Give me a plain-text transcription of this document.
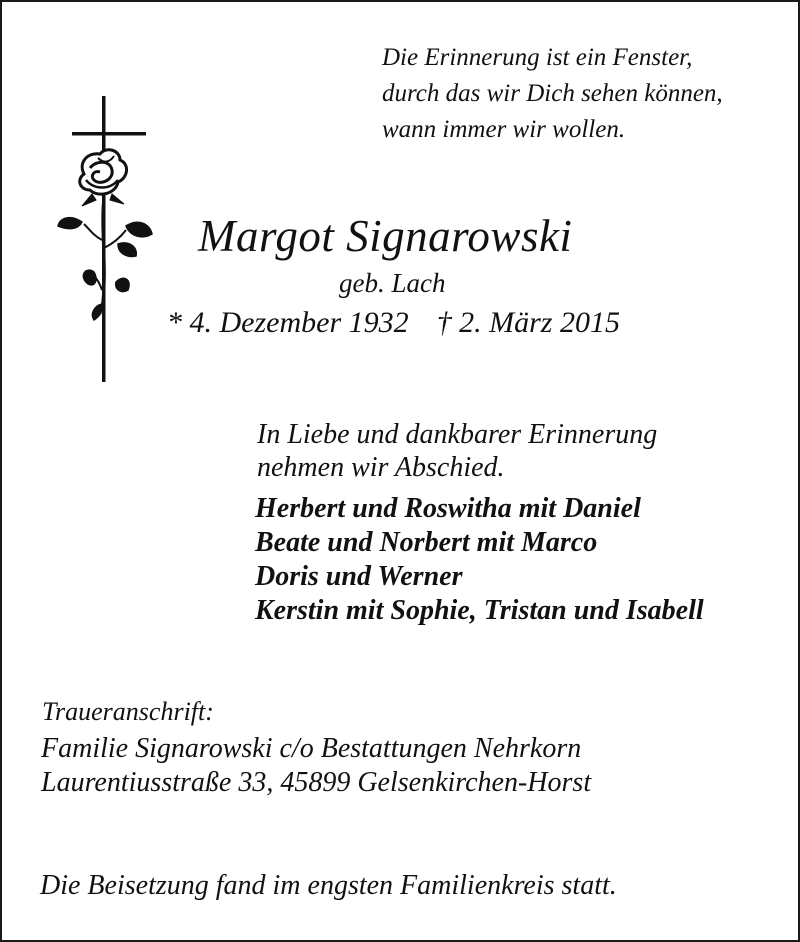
Die Erinnerung ist ein Fenster,
durch das wir Dich sehen können,
wann immer wir wollen.
Margot Signarowski
geb. Lach
* 4. Dezember 1932 † 2. März 2015
In Liebe und dankbarer Erinnerung
nehmen wir Abschied.
Herbert und Roswitha mit Daniel
Beate und Norbert mit Marco
Doris und Werner
Kerstin mit Sophie, Tristan und Isabell
Traueranschrift:
Familie Signarowski c/o Bestattungen Nehrkorn
Laurentiusstraße 33, 45899 Gelsenkirchen-Horst
Die Beisetzung fand im engsten Familienkreis statt.
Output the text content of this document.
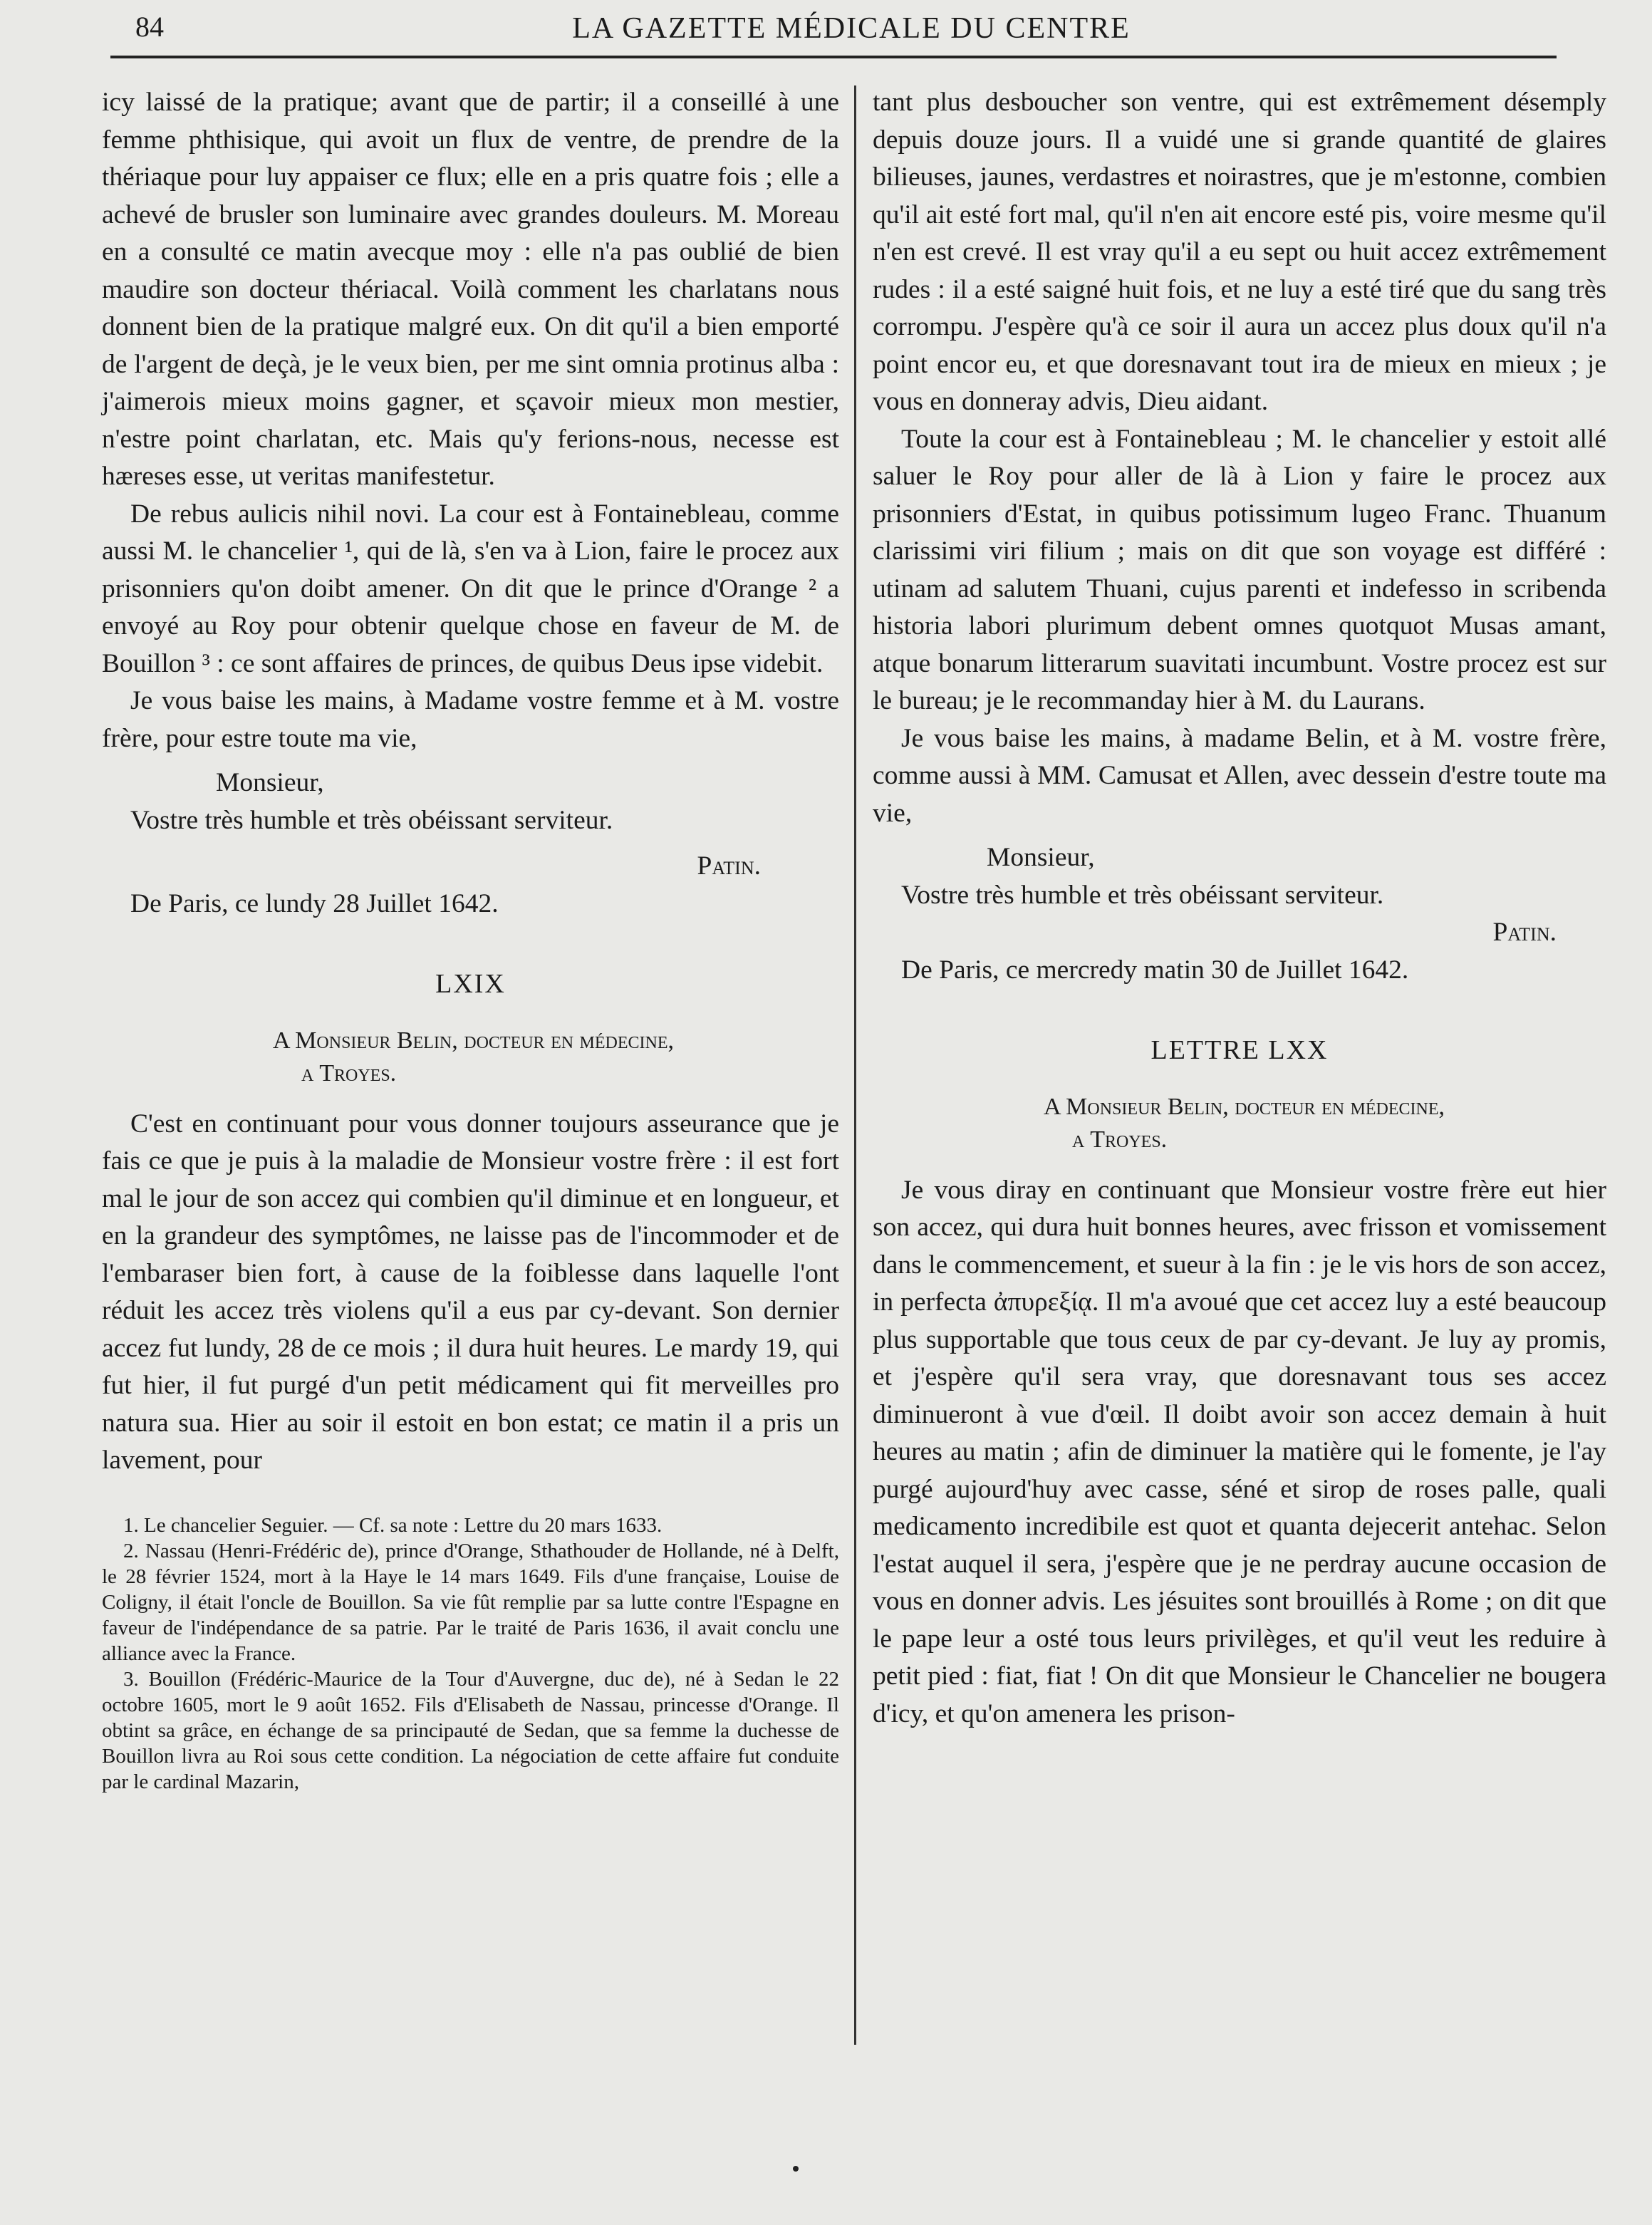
84	LA GAZETTE MÉDICALE DU CENTRE

icy laissé de la pratique; avant que de partir; il a conseillé à une femme phthisique, qui avoit un flux de ventre, de prendre de la thériaque pour luy appaiser ce flux; elle en a pris quatre fois ; elle a achevé de brusler son luminaire avec grandes douleurs. M. Moreau en a consulté ce matin avecque moy : elle n'a pas oublié de bien maudire son docteur thériacal. Voilà comment les charlatans nous donnent bien de la pratique malgré eux. On dit qu'il a bien emporté de l'argent de deçà, je le veux bien, per me sint omnia protinus alba : j'aimerois mieux moins gagner, et sçavoir mieux mon mestier, n'estre point charlatan, etc. Mais qu'y ferions-nous, necesse est hæreses esse, ut veritas manifestetur.

De rebus aulicis nihil novi. La cour est à Fontainebleau, comme aussi M. le chancelier ¹, qui de là, s'en va à Lion, faire le procez aux prisonniers qu'on doibt amener. On dit que le prince d'Orange ² a envoyé au Roy pour obtenir quelque chose en faveur de M. de Bouillon ³ : ce sont affaires de princes, de quibus Deus ipse videbit.

Je vous baise les mains, à Madame vostre femme et à M. vostre frère, pour estre toute ma vie,

Monsieur,

Vostre très humble et très obéissant serviteur.

Patin.

De Paris, ce lundy 28 Juillet 1642.

LXIX
A Monsieur Belin, docteur en médecine,
a Troyes.

C'est en continuant pour vous donner toujours asseurance que je fais ce que je puis à la maladie de Monsieur vostre frère : il est fort mal le jour de son accez qui combien qu'il diminue et en longueur, et en la grandeur des symptômes, ne laisse pas de l'incommoder et de l'embaraser bien fort, à cause de la foiblesse dans laquelle l'ont réduit les accez très violens qu'il a eus par cy-devant. Son dernier accez fut lundy, 28 de ce mois ; il dura huit heures. Le mardy 19, qui fut hier, il fut purgé d'un petit médicament qui fit merveilles pro natura sua. Hier au soir il estoit en bon estat; ce matin il a pris un lavement, pour

1. Le chancelier Seguier. — Cf. sa note : Lettre du 20 mars 1633.

2. Nassau (Henri-Frédéric de), prince d'Orange, Sthathouder de Hollande, né à Delft, le 28 février 1524, mort à la Haye le 14 mars 1649. Fils d'une française, Louise de Coligny, il était l'oncle de Bouillon. Sa vie fût remplie par sa lutte contre l'Espagne en faveur de l'indépendance de sa patrie. Par le traité de Paris 1636, il avait conclu une alliance avec la France.

3. Bouillon (Frédéric-Maurice de la Tour d'Auvergne, duc de), né à Sedan le 22 octobre 1605, mort le 9 août 1652. Fils d'Elisabeth de Nassau, princesse d'Orange. Il obtint sa grâce, en échange de sa principauté de Sedan, que sa femme la duchesse de Bouillon livra au Roi sous cette condition. La négociation de cette affaire fut conduite par le cardinal Mazarin,

tant plus desboucher son ventre, qui est extrêmement désemply depuis douze jours. Il a vuidé une si grande quantité de glaires bilieuses, jaunes, verdastres et noirastres, que je m'estonne, combien qu'il ait esté fort mal, qu'il n'en ait encore esté pis, voire mesme qu'il n'en est crevé. Il est vray qu'il a eu sept ou huit accez extrêmement rudes : il a esté saigné huit fois, et ne luy a esté tiré que du sang très corrompu. J'espère qu'à ce soir il aura un accez plus doux qu'il n'a point encor eu, et que doresnavant tout ira de mieux en mieux ; je vous en donneray advis, Dieu aidant.

Toute la cour est à Fontainebleau ; M. le chancelier y estoit allé saluer le Roy pour aller de là à Lion y faire le procez aux prisonniers d'Estat, in quibus potissimum lugeo Franc. Thuanum clarissimi viri filium ; mais on dit que son voyage est différé : utinam ad salutem Thuani, cujus parenti et indefesso in scribenda historia labori plurimum debent omnes quotquot Musas amant, atque bonarum litterarum suavitati incumbunt. Vostre procez est sur le bureau; je le recommanday hier à M. du Laurans.

Je vous baise les mains, à madame Belin, et à M. vostre frère, comme aussi à MM. Camusat et Allen, avec dessein d'estre toute ma vie,

Monsieur,

Vostre très humble et très obéissant serviteur.

Patin.

De Paris, ce mercredy matin 30 de Juillet 1642.

LETTRE LXX
A Monsieur Belin, docteur en médecine,
a Troyes.

Je vous diray en continuant que Monsieur vostre frère eut hier son accez, qui dura huit bonnes heures, avec frisson et vomissement dans le commencement, et sueur à la fin : je le vis hors de son accez, in perfecta ἀπυρεξίᾳ. Il m'a avoué que cet accez luy a esté beaucoup plus supportable que tous ceux de par cy-devant. Je luy ay promis, et j'espère qu'il sera vray, que doresnavant tous ses accez diminueront à vue d'œil. Il doibt avoir son accez demain à huit heures au matin ; afin de diminuer la matière qui le fomente, je l'ay purgé aujourd'huy avec casse, séné et sirop de roses palle, quali medicamento incredibile est quot et quanta dejecerit antehac. Selon l'estat auquel il sera, j'espère que je ne perdray aucune occasion de vous en donner advis. Les jésuites sont brouillés à Rome ; on dit que le pape leur a osté tous leurs privilèges, et qu'il veut les reduire à petit pied : fiat, fiat ! On dit que Monsieur le Chancelier ne bougera d'icy, et qu'on amenera les prison-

● ● ● ● ● ● ●

> _WORK TO BE COMPLETED_: Repeat the material above word for word and skip every image in it.

> _CORRECT RESULT_:
Give me a plain-text transcription of this document.
Die Erinnerung ist ein Fenster,
durch das wir Dich sehen können,
wann immer wir wollen.
Margot Signarowski
geb. Lach
* 4. Dezember 1932 † 2. März 2015
In Liebe und dankbarer Erinnerung
nehmen wir Abschied.
Herbert und Roswitha mit Daniel
Beate und Norbert mit Marco
Doris und Werner
Kerstin mit Sophie, Tristan und Isabell
Traueranschrift:
Familie Signarowski c/o Bestattungen Nehrkorn
Laurentiusstraße 33, 45899 Gelsenkirchen-Horst
Die Beisetzung fand im engsten Familienkreis statt.
Output the text content of this document.
84	LA GAZETTE MÉDICALE DU CENTRE

icy laissé de la pratique; avant que de partir; il a conseillé à une femme phthisique, qui avoit un flux de ventre, de prendre de la thériaque pour luy appaiser ce flux; elle en a pris quatre fois ; elle a achevé de brusler son luminaire avec grandes douleurs. M. Moreau en a consulté ce matin avecque moy : elle n'a pas oublié de bien maudire son docteur thériacal. Voilà comment les charlatans nous donnent bien de la pratique malgré eux. On dit qu'il a bien emporté de l'argent de deçà, je le veux bien, per me sint omnia protinus alba : j'aimerois mieux moins gagner, et sçavoir mieux mon mestier, n'estre point charlatan, etc. Mais qu'y ferions-nous, necesse est hæreses esse, ut veritas manifestetur.

De rebus aulicis nihil novi. La cour est à Fontainebleau, comme aussi M. le chancelier ¹, qui de là, s'en va à Lion, faire le procez aux prisonniers qu'on doibt amener. On dit que le prince d'Orange ² a envoyé au Roy pour obtenir quelque chose en faveur de M. de Bouillon ³ : ce sont affaires de princes, de quibus Deus ipse videbit.

Je vous baise les mains, à Madame vostre femme et à M. vostre frère, pour estre toute ma vie,

Monsieur,

Vostre très humble et très obéissant serviteur.

Patin.

De Paris, ce lundy 28 Juillet 1642.

LXIX
A Monsieur Belin, docteur en médecine,
a Troyes.

C'est en continuant pour vous donner toujours asseurance que je fais ce que je puis à la maladie de Monsieur vostre frère : il est fort mal le jour de son accez qui combien qu'il diminue et en longueur, et en la grandeur des symptômes, ne laisse pas de l'incommoder et de l'embaraser bien fort, à cause de la foiblesse dans laquelle l'ont réduit les accez très violens qu'il a eus par cy-devant. Son dernier accez fut lundy, 28 de ce mois ; il dura huit heures. Le mardy 19, qui fut hier, il fut purgé d'un petit médicament qui fit merveilles pro natura sua. Hier au soir il estoit en bon estat; ce matin il a pris un lavement, pour

1. Le chancelier Seguier. — Cf. sa note : Lettre du 20 mars 1633.

2. Nassau (Henri-Frédéric de), prince d'Orange, Sthathouder de Hollande, né à Delft, le 28 février 1524, mort à la Haye le 14 mars 1649. Fils d'une française, Louise de Coligny, il était l'oncle de Bouillon. Sa vie fût remplie par sa lutte contre l'Espagne en faveur de l'indépendance de sa patrie. Par le traité de Paris 1636, il avait conclu une alliance avec la France.

3. Bouillon (Frédéric-Maurice de la Tour d'Auvergne, duc de), né à Sedan le 22 octobre 1605, mort le 9 août 1652. Fils d'Elisabeth de Nassau, princesse d'Orange. Il obtint sa grâce, en échange de sa principauté de Sedan, que sa femme la duchesse de Bouillon livra au Roi sous cette condition. La négociation de cette affaire fut conduite par le cardinal Mazarin,

tant plus desboucher son ventre, qui est extrêmement désemply depuis douze jours. Il a vuidé une si grande quantité de glaires bilieuses, jaunes, verdastres et noirastres, que je m'estonne, combien qu'il ait esté fort mal, qu'il n'en ait encore esté pis, voire mesme qu'il n'en est crevé. Il est vray qu'il a eu sept ou huit accez extrêmement rudes : il a esté saigné huit fois, et ne luy a esté tiré que du sang très corrompu. J'espère qu'à ce soir il aura un accez plus doux qu'il n'a point encor eu, et que doresnavant tout ira de mieux en mieux ; je vous en donneray advis, Dieu aidant.

Toute la cour est à Fontainebleau ; M. le chancelier y estoit allé saluer le Roy pour aller de là à Lion y faire le procez aux prisonniers d'Estat, in quibus potissimum lugeo Franc. Thuanum clarissimi viri filium ; mais on dit que son voyage est différé : utinam ad salutem Thuani, cujus parenti et indefesso in scribenda historia labori plurimum debent omnes quotquot Musas amant, atque bonarum litterarum suavitati incumbunt. Vostre procez est sur le bureau; je le recommanday hier à M. du Laurans.

Je vous baise les mains, à madame Belin, et à M. vostre frère, comme aussi à MM. Camusat et Allen, avec dessein d'estre toute ma vie,

Monsieur,

Vostre très humble et très obéissant serviteur.

Patin.

De Paris, ce mercredy matin 30 de Juillet 1642.

LETTRE LXX
A Monsieur Belin, docteur en médecine,
a Troyes.

Je vous diray en continuant que Monsieur vostre frère eut hier son accez, qui dura huit bonnes heures, avec frisson et vomissement dans le commencement, et sueur à la fin : je le vis hors de son accez, in perfecta ἀπυρεξίᾳ. Il m'a avoué que cet accez luy a esté beaucoup plus supportable que tous ceux de par cy-devant. Je luy ay promis, et j'espère qu'il sera vray, que doresnavant tous ses accez diminueront à vue d'œil. Il doibt avoir son accez demain à huit heures au matin ; afin de diminuer la matière qui le fomente, je l'ay purgé aujourd'huy avec casse, séné et sirop de roses palle, quali medicamento incredibile est quot et quanta dejecerit antehac. Selon l'estat auquel il sera, j'espère que je ne perdray aucune occasion de vous en donner advis. Les jésuites sont brouillés à Rome ; on dit que le pape leur a osté tous leurs privilèges, et qu'il veut les reduire à petit pied : fiat, fiat ! On dit que Monsieur le Chancelier ne bougera d'icy, et qu'on amenera les prison-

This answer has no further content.